_Task details:_ Copy the lines in the items below, starting with the line containing "field-name-input[interactable] [577, 705, 1007, 733]" and ending with the line containing "table-body: Product ID", word for word.

_Record extracts:_
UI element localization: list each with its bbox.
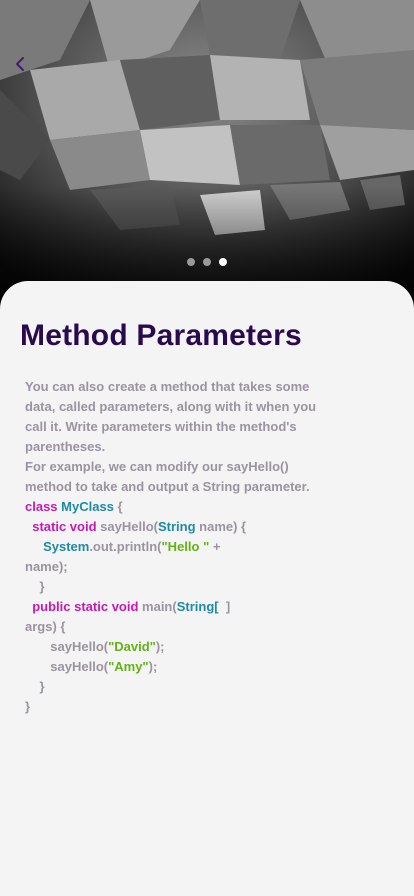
hero-image — [0, 0, 414, 310]
code-token: args) { — [25, 619, 66, 634]
paragraph-line: You can also create a method that takes … — [25, 379, 310, 394]
code-token: main( — [142, 599, 177, 614]
code-token: } — [25, 679, 45, 694]
code-token: .out.println( — [89, 539, 162, 554]
code-sample: class MyClass { static void sayHello(Str… — [25, 497, 295, 717]
code-token: + — [209, 539, 221, 554]
code-token: System — [43, 539, 90, 554]
code-token: ); — [155, 639, 165, 654]
code-line: sayHello("Amy"); — [25, 657, 295, 677]
code-line: } — [25, 697, 295, 717]
paragraph-line: For example, we can modify our sayHello(… — [25, 459, 289, 474]
code-token: public static void — [32, 599, 143, 614]
code-line: args) { — [25, 617, 295, 637]
lesson-body: You can also create a method that takes … — [25, 377, 317, 717]
code-token: } — [25, 579, 45, 594]
code-line: static void sayHello(String name) { — [25, 517, 295, 537]
code-line: class MyClass { — [25, 497, 295, 517]
code-token: ); — [148, 659, 158, 674]
code-token: MyClass — [61, 499, 114, 514]
back-button[interactable] — [14, 56, 38, 80]
code-token: static void — [32, 519, 101, 534]
code-token: name) { — [195, 519, 247, 534]
code-line: System.out.println("Hello " + — [25, 537, 295, 557]
lesson-title: Method Parameters — [20, 319, 302, 352]
chevron-left-icon — [16, 57, 24, 71]
code-token: sayHello( — [100, 519, 158, 534]
code-token: ] — [218, 599, 231, 614]
code-line: public static void main(String[ ] — [25, 597, 295, 617]
code-line: } — [25, 577, 295, 597]
code-line: name); — [25, 557, 295, 577]
paragraph-line: parentheses. — [25, 439, 106, 454]
code-token: String[ — [176, 599, 219, 614]
code-token: } — [25, 699, 31, 714]
paragraph-line: data, called parameters, along with it w… — [25, 399, 317, 414]
code-token: sayHello( — [25, 639, 109, 654]
carousel-dot[interactable] — [203, 258, 211, 266]
code-token: "David" — [108, 639, 156, 654]
code-line: } — [25, 677, 295, 697]
code-line: sayHello("David"); — [25, 637, 295, 657]
code-token: "Amy" — [108, 659, 149, 674]
code-token: String — [157, 519, 196, 534]
code-token: class — [25, 499, 62, 514]
code-token: name); — [25, 559, 68, 574]
code-token: { — [113, 499, 123, 514]
code-token: "Hello " — [161, 539, 210, 554]
carousel-indicator — [0, 258, 414, 266]
carousel-dot-active[interactable] — [219, 258, 227, 266]
carousel-dot[interactable] — [187, 258, 195, 266]
code-token: sayHello( — [25, 659, 109, 674]
paragraph-line: method to take and output a String param… — [25, 479, 310, 494]
paragraph-line: call it. Write parameters within the met… — [25, 419, 297, 434]
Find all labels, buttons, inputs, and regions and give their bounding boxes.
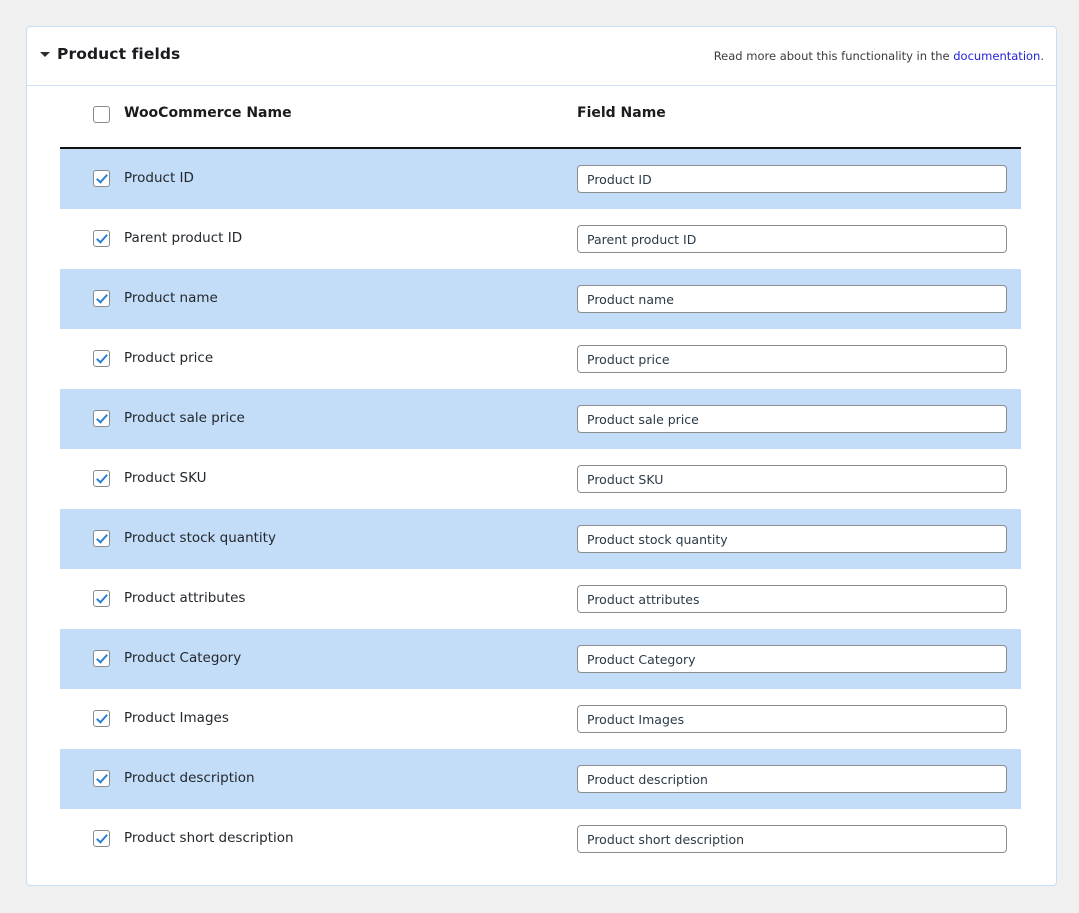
field-name-input[interactable] [577, 705, 1007, 733]
table-row: Product description [60, 749, 1021, 809]
table-row: Product short description [60, 809, 1021, 869]
row-checkbox[interactable] [93, 290, 110, 307]
table-body: Product ID Parent product ID Product name P… [60, 149, 1021, 869]
documentation-note-suffix: . [1040, 49, 1044, 63]
row-checkbox-wrap[interactable] [93, 470, 110, 491]
column-header-field-name: Field Name [577, 105, 666, 121]
row-checkbox-wrap[interactable] [93, 710, 110, 731]
row-checkbox[interactable] [93, 710, 110, 727]
row-checkbox-wrap[interactable] [93, 170, 110, 191]
row-label: Product name [124, 290, 218, 306]
column-header-woocommerce-name: WooCommerce Name [124, 105, 292, 121]
row-checkbox[interactable] [93, 350, 110, 367]
row-checkbox[interactable] [93, 830, 110, 847]
row-checkbox[interactable] [93, 530, 110, 547]
row-label: Product Images [124, 710, 229, 726]
row-checkbox-wrap[interactable] [93, 590, 110, 611]
row-checkbox[interactable] [93, 650, 110, 667]
table-row: Product Images [60, 689, 1021, 749]
row-checkbox-wrap[interactable] [93, 650, 110, 671]
row-label: Product short description [124, 830, 294, 846]
field-name-input[interactable] [577, 765, 1007, 793]
field-name-input[interactable] [577, 405, 1007, 433]
field-name-input[interactable] [577, 825, 1007, 853]
row-checkbox-wrap[interactable] [93, 350, 110, 371]
row-checkbox-wrap[interactable] [93, 530, 110, 551]
row-checkbox-wrap[interactable] [93, 230, 110, 251]
table-row: Product name [60, 269, 1021, 329]
table-row: Product price [60, 329, 1021, 389]
row-label: Parent product ID [124, 230, 243, 246]
documentation-note: Read more about this functionality in th… [714, 49, 1044, 63]
select-all-checkbox-wrap[interactable] [93, 106, 110, 127]
row-checkbox[interactable] [93, 170, 110, 187]
row-label: Product SKU [124, 470, 207, 486]
field-name-input[interactable] [577, 345, 1007, 373]
row-label: Product stock quantity [124, 530, 276, 546]
table-row: Product stock quantity [60, 509, 1021, 569]
table-row: Product SKU [60, 449, 1021, 509]
row-checkbox-wrap[interactable] [93, 410, 110, 431]
table-row: Product attributes [60, 569, 1021, 629]
row-checkbox[interactable] [93, 410, 110, 427]
table-row: Parent product ID [60, 209, 1021, 269]
row-checkbox-wrap[interactable] [93, 290, 110, 311]
table-header-row: WooCommerce Name Field Name [60, 86, 1021, 149]
field-name-input[interactable] [577, 585, 1007, 613]
chevron-down-icon[interactable] [40, 52, 50, 57]
row-label: Product Category [124, 650, 242, 666]
row-checkbox[interactable] [93, 470, 110, 487]
row-checkbox[interactable] [93, 590, 110, 607]
row-label: Product price [124, 350, 214, 366]
table-row: Product Category [60, 629, 1021, 689]
field-name-input[interactable] [577, 225, 1007, 253]
table-row: Product ID [60, 149, 1021, 209]
row-checkbox-wrap[interactable] [93, 770, 110, 791]
field-name-input[interactable] [577, 165, 1007, 193]
field-name-input[interactable] [577, 285, 1007, 313]
panel-header: Product fields Read more about this func… [27, 27, 1056, 86]
row-label: Product ID [124, 170, 194, 186]
row-label: Product sale price [124, 410, 245, 426]
product-fields-panel: Product fields Read more about this func… [26, 26, 1057, 886]
row-checkbox[interactable] [93, 770, 110, 787]
select-all-checkbox[interactable] [93, 106, 110, 123]
field-name-input[interactable] [577, 465, 1007, 493]
row-checkbox-wrap[interactable] [93, 830, 110, 851]
row-checkbox[interactable] [93, 230, 110, 247]
table-row: Product sale price [60, 389, 1021, 449]
field-name-input[interactable] [577, 525, 1007, 553]
field-name-input[interactable] [577, 645, 1007, 673]
documentation-note-text: Read more about this functionality in th… [713, 49, 954, 63]
page-title: Product fields [57, 45, 181, 63]
row-label: Product description [124, 770, 255, 786]
product-fields-table: WooCommerce Name Field Name Product ID Pa… [60, 86, 1021, 869]
documentation-link[interactable]: documentation [953, 49, 1040, 63]
row-label: Product attributes [124, 590, 246, 606]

_Solution for this exercise:_
field-name-input[interactable] [577, 705, 1007, 733]
table-row: Product description [60, 749, 1021, 809]
table-row: Product short description [60, 809, 1021, 869]
row-checkbox[interactable] [93, 290, 110, 307]
table-body: Product ID Parent product ID Product name P… [60, 149, 1021, 869]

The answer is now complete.